DATA >>
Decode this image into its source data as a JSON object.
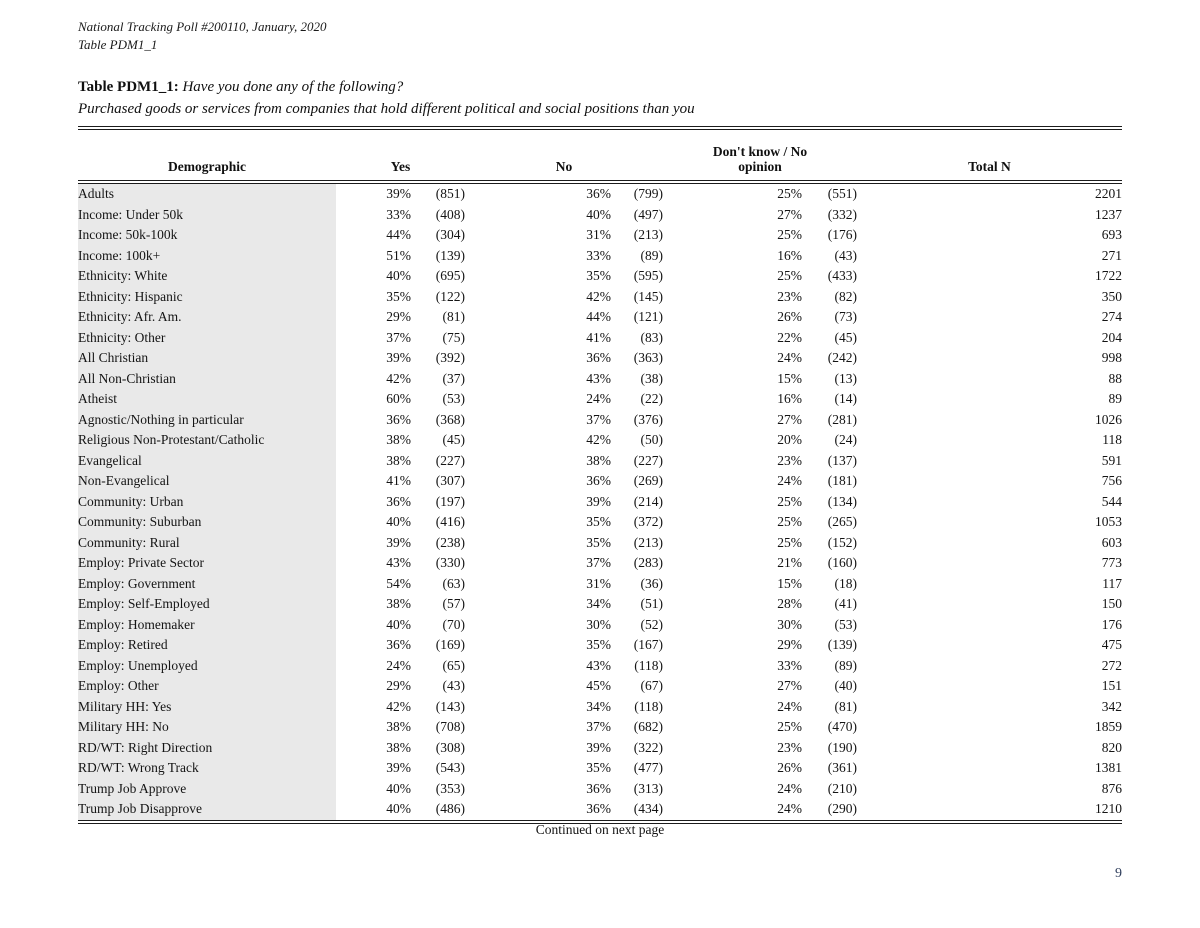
{
  "page": {
    "meta_line1": "National Tracking Poll #200110, January, 2020",
    "meta_line2": "Table PDM1_1",
    "title_label": "Table PDM1_1:",
    "title_question": "Have you done any of the following?",
    "title_subtitle": "Purchased goods or services from companies that hold different political and social positions than you",
    "continued_note": "Continued on next page",
    "page_number": "9"
  },
  "colors": {
    "row_shade": "#e9e9e9",
    "rule": "#1c1c1c",
    "page_number_text": "#2f3e5c",
    "background": "#ffffff"
  },
  "table": {
    "headers": {
      "demographic": "Demographic",
      "yes": "Yes",
      "no": "No",
      "dk_line1": "Don't know / No",
      "dk_line2": "opinion",
      "total": "Total N"
    },
    "rows": [
      [
        "Adults",
        39,
        851,
        36,
        799,
        25,
        551,
        2201
      ],
      [
        "Income: Under 50k",
        33,
        408,
        40,
        497,
        27,
        332,
        1237
      ],
      [
        "Income: 50k-100k",
        44,
        304,
        31,
        213,
        25,
        176,
        693
      ],
      [
        "Income: 100k+",
        51,
        139,
        33,
        89,
        16,
        43,
        271
      ],
      [
        "Ethnicity: White",
        40,
        695,
        35,
        595,
        25,
        433,
        1722
      ],
      [
        "Ethnicity: Hispanic",
        35,
        122,
        42,
        145,
        23,
        82,
        350
      ],
      [
        "Ethnicity: Afr. Am.",
        29,
        81,
        44,
        121,
        26,
        73,
        274
      ],
      [
        "Ethnicity: Other",
        37,
        75,
        41,
        83,
        22,
        45,
        204
      ],
      [
        "All Christian",
        39,
        392,
        36,
        363,
        24,
        242,
        998
      ],
      [
        "All Non-Christian",
        42,
        37,
        43,
        38,
        15,
        13,
        88
      ],
      [
        "Atheist",
        60,
        53,
        24,
        22,
        16,
        14,
        89
      ],
      [
        "Agnostic/Nothing in particular",
        36,
        368,
        37,
        376,
        27,
        281,
        1026
      ],
      [
        "Religious Non-Protestant/Catholic",
        38,
        45,
        42,
        50,
        20,
        24,
        118
      ],
      [
        "Evangelical",
        38,
        227,
        38,
        227,
        23,
        137,
        591
      ],
      [
        "Non-Evangelical",
        41,
        307,
        36,
        269,
        24,
        181,
        756
      ],
      [
        "Community: Urban",
        36,
        197,
        39,
        214,
        25,
        134,
        544
      ],
      [
        "Community: Suburban",
        40,
        416,
        35,
        372,
        25,
        265,
        1053
      ],
      [
        "Community: Rural",
        39,
        238,
        35,
        213,
        25,
        152,
        603
      ],
      [
        "Employ: Private Sector",
        43,
        330,
        37,
        283,
        21,
        160,
        773
      ],
      [
        "Employ: Government",
        54,
        63,
        31,
        36,
        15,
        18,
        117
      ],
      [
        "Employ: Self-Employed",
        38,
        57,
        34,
        51,
        28,
        41,
        150
      ],
      [
        "Employ: Homemaker",
        40,
        70,
        30,
        52,
        30,
        53,
        176
      ],
      [
        "Employ: Retired",
        36,
        169,
        35,
        167,
        29,
        139,
        475
      ],
      [
        "Employ: Unemployed",
        24,
        65,
        43,
        118,
        33,
        89,
        272
      ],
      [
        "Employ: Other",
        29,
        43,
        45,
        67,
        27,
        40,
        151
      ],
      [
        "Military HH: Yes",
        42,
        143,
        34,
        118,
        24,
        81,
        342
      ],
      [
        "Military HH: No",
        38,
        708,
        37,
        682,
        25,
        470,
        1859
      ],
      [
        "RD/WT: Right Direction",
        38,
        308,
        39,
        322,
        23,
        190,
        820
      ],
      [
        "RD/WT: Wrong Track",
        39,
        543,
        35,
        477,
        26,
        361,
        1381
      ],
      [
        "Trump Job Approve",
        40,
        353,
        36,
        313,
        24,
        210,
        876
      ],
      [
        "Trump Job Disapprove",
        40,
        486,
        36,
        434,
        24,
        290,
        1210
      ]
    ]
  },
  "chart_data": {
    "type": "table",
    "title": "Table PDM1_1: Have you done any of the following? Purchased goods or services from companies that hold different political and social positions than you",
    "columns": [
      "Demographic",
      "Yes %",
      "Yes (n)",
      "No %",
      "No (n)",
      "Don't know / No opinion %",
      "Don't know / No opinion (n)",
      "Total N"
    ]
  }
}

INSTRUCTIONS FOR THE TASK >> Transcribe every entry above exactly. Omit all pictures.

THE COMPLETED TASK >>
Decode this image into its source data as a JSON object.
{
  "page": {
    "meta_line1": "National Tracking Poll #200110, January, 2020",
    "meta_line2": "Table PDM1_1",
    "title_label": "Table PDM1_1:",
    "title_question": "Have you done any of the following?",
    "title_subtitle": "Purchased goods or services from companies that hold different political and social positions than you",
    "continued_note": "Continued on next page",
    "page_number": "9"
  },
  "colors": {
    "row_shade": "#e9e9e9",
    "rule": "#1c1c1c",
    "page_number_text": "#2f3e5c",
    "background": "#ffffff"
  },
  "table": {
    "headers": {
      "demographic": "Demographic",
      "yes": "Yes",
      "no": "No",
      "dk_line1": "Don't know / No",
      "dk_line2": "opinion",
      "total": "Total N"
    },
    "rows": [
      [
        "Adults",
        39,
        851,
        36,
        799,
        25,
        551,
        2201
      ],
      [
        "Income: Under 50k",
        33,
        408,
        40,
        497,
        27,
        332,
        1237
      ],
      [
        "Income: 50k-100k",
        44,
        304,
        31,
        213,
        25,
        176,
        693
      ],
      [
        "Income: 100k+",
        51,
        139,
        33,
        89,
        16,
        43,
        271
      ],
      [
        "Ethnicity: White",
        40,
        695,
        35,
        595,
        25,
        433,
        1722
      ],
      [
        "Ethnicity: Hispanic",
        35,
        122,
        42,
        145,
        23,
        82,
        350
      ],
      [
        "Ethnicity: Afr. Am.",
        29,
        81,
        44,
        121,
        26,
        73,
        274
      ],
      [
        "Ethnicity: Other",
        37,
        75,
        41,
        83,
        22,
        45,
        204
      ],
      [
        "All Christian",
        39,
        392,
        36,
        363,
        24,
        242,
        998
      ],
      [
        "All Non-Christian",
        42,
        37,
        43,
        38,
        15,
        13,
        88
      ],
      [
        "Atheist",
        60,
        53,
        24,
        22,
        16,
        14,
        89
      ],
      [
        "Agnostic/Nothing in particular",
        36,
        368,
        37,
        376,
        27,
        281,
        1026
      ],
      [
        "Religious Non-Protestant/Catholic",
        38,
        45,
        42,
        50,
        20,
        24,
        118
      ],
      [
        "Evangelical",
        38,
        227,
        38,
        227,
        23,
        137,
        591
      ],
      [
        "Non-Evangelical",
        41,
        307,
        36,
        269,
        24,
        181,
        756
      ],
      [
        "Community: Urban",
        36,
        197,
        39,
        214,
        25,
        134,
        544
      ],
      [
        "Community: Suburban",
        40,
        416,
        35,
        372,
        25,
        265,
        1053
      ],
      [
        "Community: Rural",
        39,
        238,
        35,
        213,
        25,
        152,
        603
      ],
      [
        "Employ: Private Sector",
        43,
        330,
        37,
        283,
        21,
        160,
        773
      ],
      [
        "Employ: Government",
        54,
        63,
        31,
        36,
        15,
        18,
        117
      ],
      [
        "Employ: Self-Employed",
        38,
        57,
        34,
        51,
        28,
        41,
        150
      ],
      [
        "Employ: Homemaker",
        40,
        70,
        30,
        52,
        30,
        53,
        176
      ],
      [
        "Employ: Retired",
        36,
        169,
        35,
        167,
        29,
        139,
        475
      ],
      [
        "Employ: Unemployed",
        24,
        65,
        43,
        118,
        33,
        89,
        272
      ],
      [
        "Employ: Other",
        29,
        43,
        45,
        67,
        27,
        40,
        151
      ],
      [
        "Military HH: Yes",
        42,
        143,
        34,
        118,
        24,
        81,
        342
      ],
      [
        "Military HH: No",
        38,
        708,
        37,
        682,
        25,
        470,
        1859
      ],
      [
        "RD/WT: Right Direction",
        38,
        308,
        39,
        322,
        23,
        190,
        820
      ],
      [
        "RD/WT: Wrong Track",
        39,
        543,
        35,
        477,
        26,
        361,
        1381
      ],
      [
        "Trump Job Approve",
        40,
        353,
        36,
        313,
        24,
        210,
        876
      ],
      [
        "Trump Job Disapprove",
        40,
        486,
        36,
        434,
        24,
        290,
        1210
      ]
    ]
  },
  "chart_data": {
    "type": "table",
    "title": "Table PDM1_1: Have you done any of the following? Purchased goods or services from companies that hold different political and social positions than you",
    "columns": [
      "Demographic",
      "Yes %",
      "Yes (n)",
      "No %",
      "No (n)",
      "Don't know / No opinion %",
      "Don't know / No opinion (n)",
      "Total N"
    ]
  }
}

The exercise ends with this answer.